Task objective
Copy the entries below exactly. Images do not belong in the copy.

────────────────────────────────────────

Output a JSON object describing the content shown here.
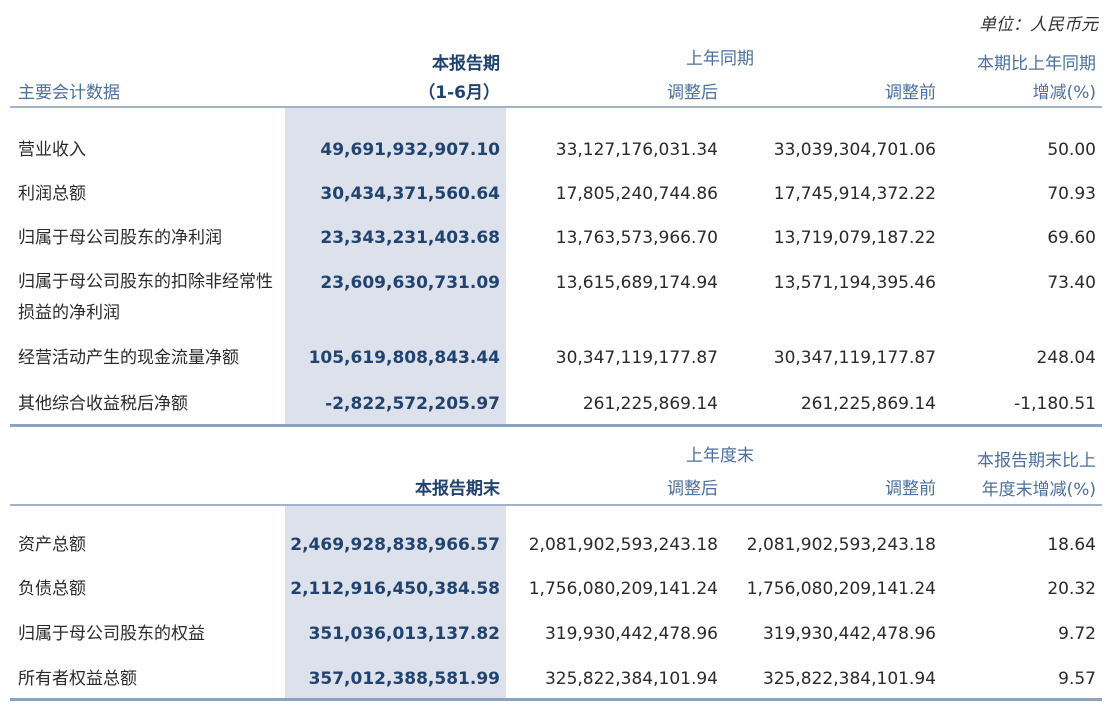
{
  "unit_label": "单位：人民币元",
  "section1": {
    "headers": {
      "label": "主要会计数据",
      "current_line1": "本报告期",
      "current_line2": "（1-6月）",
      "prior_group": "上年同期",
      "adjusted_after": "调整后",
      "adjusted_before": "调整前",
      "change_line1": "本期比上年同期",
      "change_line2": "增减(%)"
    },
    "rows": [
      {
        "label": "营业收入",
        "current": "49,691,932,907.10",
        "after": "33,127,176,031.34",
        "before": "33,039,304,701.06",
        "change": "50.00"
      },
      {
        "label": "利润总额",
        "current": "30,434,371,560.64",
        "after": "17,805,240,744.86",
        "before": "17,745,914,372.22",
        "change": "70.93"
      },
      {
        "label": "归属于母公司股东的净利润",
        "current": "23,343,231,403.68",
        "after": "13,763,573,966.70",
        "before": "13,719,079,187.22",
        "change": "69.60"
      },
      {
        "label": "归属于母公司股东的扣除非经常性损益的净利润",
        "current": "23,609,630,731.09",
        "after": "13,615,689,174.94",
        "before": "13,571,194,395.46",
        "change": "73.40"
      },
      {
        "label": "经营活动产生的现金流量净额",
        "current": "105,619,808,843.44",
        "after": "30,347,119,177.87",
        "before": "30,347,119,177.87",
        "change": "248.04"
      },
      {
        "label": "其他综合收益税后净额",
        "current": "-2,822,572,205.97",
        "after": "261,225,869.14",
        "before": "261,225,869.14",
        "change": "-1,180.51"
      }
    ]
  },
  "section2": {
    "headers": {
      "current": "本报告期末",
      "prior_group": "上年度末",
      "adjusted_after": "调整后",
      "adjusted_before": "调整前",
      "change_line1": "本报告期末比上",
      "change_line2": "年度末增减(%)"
    },
    "rows": [
      {
        "label": "资产总额",
        "current": "2,469,928,838,966.57",
        "after": "2,081,902,593,243.18",
        "before": "2,081,902,593,243.18",
        "change": "18.64"
      },
      {
        "label": "负债总额",
        "current": "2,112,916,450,384.58",
        "after": "1,756,080,209,141.24",
        "before": "1,756,080,209,141.24",
        "change": "20.32"
      },
      {
        "label": "归属于母公司股东的权益",
        "current": "351,036,013,137.82",
        "after": "319,930,442,478.96",
        "before": "319,930,442,478.96",
        "change": "9.72"
      },
      {
        "label": "所有者权益总额",
        "current": "357,012,388,581.99",
        "after": "325,822,384,101.94",
        "before": "325,822,384,101.94",
        "change": "9.57"
      }
    ]
  }
}
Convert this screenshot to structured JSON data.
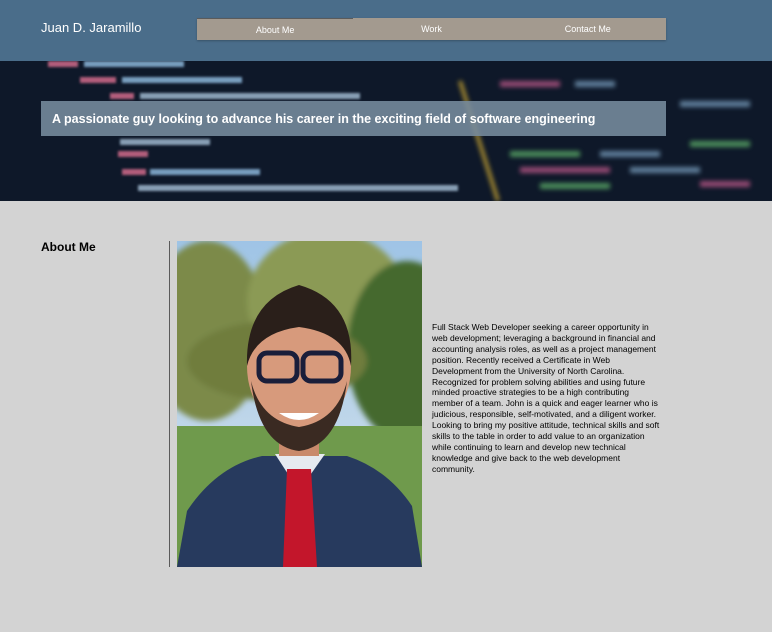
{
  "header": {
    "site_name": "Juan D. Jaramillo",
    "nav": [
      {
        "label": "About Me"
      },
      {
        "label": "Work"
      },
      {
        "label": "Contact Me"
      }
    ]
  },
  "hero": {
    "tagline": "A passionate guy looking to advance his career in the exciting field of software engineering"
  },
  "about": {
    "title": "About Me",
    "bio": "Full Stack Web Developer seeking a career opportunity in web development; leveraging a background in financial and accounting analysis roles, as well as a project management position. Recently received a Certificate in Web Development from the University of North Carolina. Recognized for problem solving abilities and using future minded proactive strategies to be a high contributing member of a team. John is a quick and eager learner who is judicious, responsible, self-motivated, and a diligent worker. Looking to bring my positive attitude, technical skills and soft skills to the table in order to add value to an organization while continuing to learn and develop new technical knowledge and give back to the web development community."
  }
}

────────────────────────────────────────

Final result
Output a JSON object describing the content shown here.
{
  "unit_label": "单位：人民币元",
  "section1": {
    "headers": {
      "label": "主要会计数据",
      "current_line1": "本报告期",
      "current_line2": "（1-6月）",
      "prior_group": "上年同期",
      "adjusted_after": "调整后",
      "adjusted_before": "调整前",
      "change_line1": "本期比上年同期",
      "change_line2": "增减(%)"
    },
    "rows": [
      {
        "label": "营业收入",
        "current": "49,691,932,907.10",
        "after": "33,127,176,031.34",
        "before": "33,039,304,701.06",
        "change": "50.00"
      },
      {
        "label": "利润总额",
        "current": "30,434,371,560.64",
        "after": "17,805,240,744.86",
        "before": "17,745,914,372.22",
        "change": "70.93"
      },
      {
        "label": "归属于母公司股东的净利润",
        "current": "23,343,231,403.68",
        "after": "13,763,573,966.70",
        "before": "13,719,079,187.22",
        "change": "69.60"
      },
      {
        "label": "归属于母公司股东的扣除非经常性损益的净利润",
        "current": "23,609,630,731.09",
        "after": "13,615,689,174.94",
        "before": "13,571,194,395.46",
        "change": "73.40"
      },
      {
        "label": "经营活动产生的现金流量净额",
        "current": "105,619,808,843.44",
        "after": "30,347,119,177.87",
        "before": "30,347,119,177.87",
        "change": "248.04"
      },
      {
        "label": "其他综合收益税后净额",
        "current": "-2,822,572,205.97",
        "after": "261,225,869.14",
        "before": "261,225,869.14",
        "change": "-1,180.51"
      }
    ]
  },
  "section2": {
    "headers": {
      "current": "本报告期末",
      "prior_group": "上年度末",
      "adjusted_after": "调整后",
      "adjusted_before": "调整前",
      "change_line1": "本报告期末比上",
      "change_line2": "年度末增减(%)"
    },
    "rows": [
      {
        "label": "资产总额",
        "current": "2,469,928,838,966.57",
        "after": "2,081,902,593,243.18",
        "before": "2,081,902,593,243.18",
        "change": "18.64"
      },
      {
        "label": "负债总额",
        "current": "2,112,916,450,384.58",
        "after": "1,756,080,209,141.24",
        "before": "1,756,080,209,141.24",
        "change": "20.32"
      },
      {
        "label": "归属于母公司股东的权益",
        "current": "351,036,013,137.82",
        "after": "319,930,442,478.96",
        "before": "319,930,442,478.96",
        "change": "9.72"
      },
      {
        "label": "所有者权益总额",
        "current": "357,012,388,581.99",
        "after": "325,822,384,101.94",
        "before": "325,822,384,101.94",
        "change": "9.57"
      }
    ]
  }
}
Convert this screenshot to structured JSON data.
{
  "header": {
    "site_name": "Juan D. Jaramillo",
    "nav": [
      {
        "label": "About Me"
      },
      {
        "label": "Work"
      },
      {
        "label": "Contact Me"
      }
    ]
  },
  "hero": {
    "tagline": "A passionate guy looking to advance his career in the exciting field of software engineering"
  },
  "about": {
    "title": "About Me",
    "bio": "Full Stack Web Developer seeking a career opportunity in web development; leveraging a background in financial and accounting analysis roles, as well as a project management position. Recently received a Certificate in Web Development from the University of North Carolina. Recognized for problem solving abilities and using future minded proactive strategies to be a high contributing member of a team. John is a quick and eager learner who is judicious, responsible, self-motivated, and a diligent worker. Looking to bring my positive attitude, technical skills and soft skills to the table in order to add value to an organization while continuing to learn and develop new technical knowledge and give back to the web development community."
  }
}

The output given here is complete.